→ Problem requirements: Identify each line in the data below that contains the string "tick", and copy every such line.
*** Records shown
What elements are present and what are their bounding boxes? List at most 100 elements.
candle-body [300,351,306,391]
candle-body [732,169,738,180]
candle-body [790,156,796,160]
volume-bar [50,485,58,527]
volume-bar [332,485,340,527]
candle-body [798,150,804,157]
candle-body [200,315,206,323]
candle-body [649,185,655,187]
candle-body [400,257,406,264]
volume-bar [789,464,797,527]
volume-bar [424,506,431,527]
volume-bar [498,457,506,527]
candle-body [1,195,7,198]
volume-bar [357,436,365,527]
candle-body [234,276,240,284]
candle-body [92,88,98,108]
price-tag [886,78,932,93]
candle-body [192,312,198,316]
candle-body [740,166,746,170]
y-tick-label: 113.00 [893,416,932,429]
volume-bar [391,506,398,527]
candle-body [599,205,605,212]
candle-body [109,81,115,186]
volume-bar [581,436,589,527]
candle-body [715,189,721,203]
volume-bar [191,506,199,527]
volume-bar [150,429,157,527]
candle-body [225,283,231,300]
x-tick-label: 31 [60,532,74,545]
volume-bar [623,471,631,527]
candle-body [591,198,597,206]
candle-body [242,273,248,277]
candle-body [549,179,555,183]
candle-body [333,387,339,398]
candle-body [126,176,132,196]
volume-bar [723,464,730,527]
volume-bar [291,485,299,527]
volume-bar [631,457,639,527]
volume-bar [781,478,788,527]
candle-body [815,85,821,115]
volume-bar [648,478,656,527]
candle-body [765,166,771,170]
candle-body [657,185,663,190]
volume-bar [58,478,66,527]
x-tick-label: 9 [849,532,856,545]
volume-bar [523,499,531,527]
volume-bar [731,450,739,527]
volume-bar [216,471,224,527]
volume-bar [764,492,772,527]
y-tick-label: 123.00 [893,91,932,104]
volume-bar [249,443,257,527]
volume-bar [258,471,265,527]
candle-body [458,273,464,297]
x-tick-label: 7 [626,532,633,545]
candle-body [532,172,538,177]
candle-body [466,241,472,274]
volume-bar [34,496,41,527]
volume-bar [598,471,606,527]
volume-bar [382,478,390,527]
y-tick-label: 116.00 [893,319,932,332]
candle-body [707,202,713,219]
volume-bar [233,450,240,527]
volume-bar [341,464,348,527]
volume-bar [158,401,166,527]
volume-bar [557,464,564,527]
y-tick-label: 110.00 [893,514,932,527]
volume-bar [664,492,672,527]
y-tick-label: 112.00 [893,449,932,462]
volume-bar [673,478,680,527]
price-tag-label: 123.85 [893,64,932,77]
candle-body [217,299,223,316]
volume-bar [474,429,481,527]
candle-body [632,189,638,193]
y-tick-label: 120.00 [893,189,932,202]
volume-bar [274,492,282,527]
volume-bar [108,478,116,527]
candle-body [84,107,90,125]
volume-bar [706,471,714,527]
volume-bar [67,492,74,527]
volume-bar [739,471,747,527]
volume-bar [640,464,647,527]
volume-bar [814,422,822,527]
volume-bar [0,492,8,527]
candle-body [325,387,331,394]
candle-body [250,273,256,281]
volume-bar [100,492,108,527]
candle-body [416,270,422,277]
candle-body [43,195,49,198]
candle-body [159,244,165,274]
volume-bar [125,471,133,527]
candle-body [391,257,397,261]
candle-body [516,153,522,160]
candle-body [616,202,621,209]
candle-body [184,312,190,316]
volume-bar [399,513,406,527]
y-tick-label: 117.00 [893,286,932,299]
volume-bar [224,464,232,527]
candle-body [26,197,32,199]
******
→ Final result:
y-tick-label: 113.00 [893,416,932,429]
x-tick-label: 31 [60,532,74,545]
x-tick-label: 9 [849,532,856,545]
y-tick-label: 123.00 [893,91,932,104]
x-tick-label: 7 [626,532,633,545]
y-tick-label: 116.00 [893,319,932,332]
y-tick-label: 110.00 [893,514,932,527]
y-tick-label: 112.00 [893,449,932,462]
y-tick-label: 120.00 [893,189,932,202]
y-tick-label: 117.00 [893,286,932,299]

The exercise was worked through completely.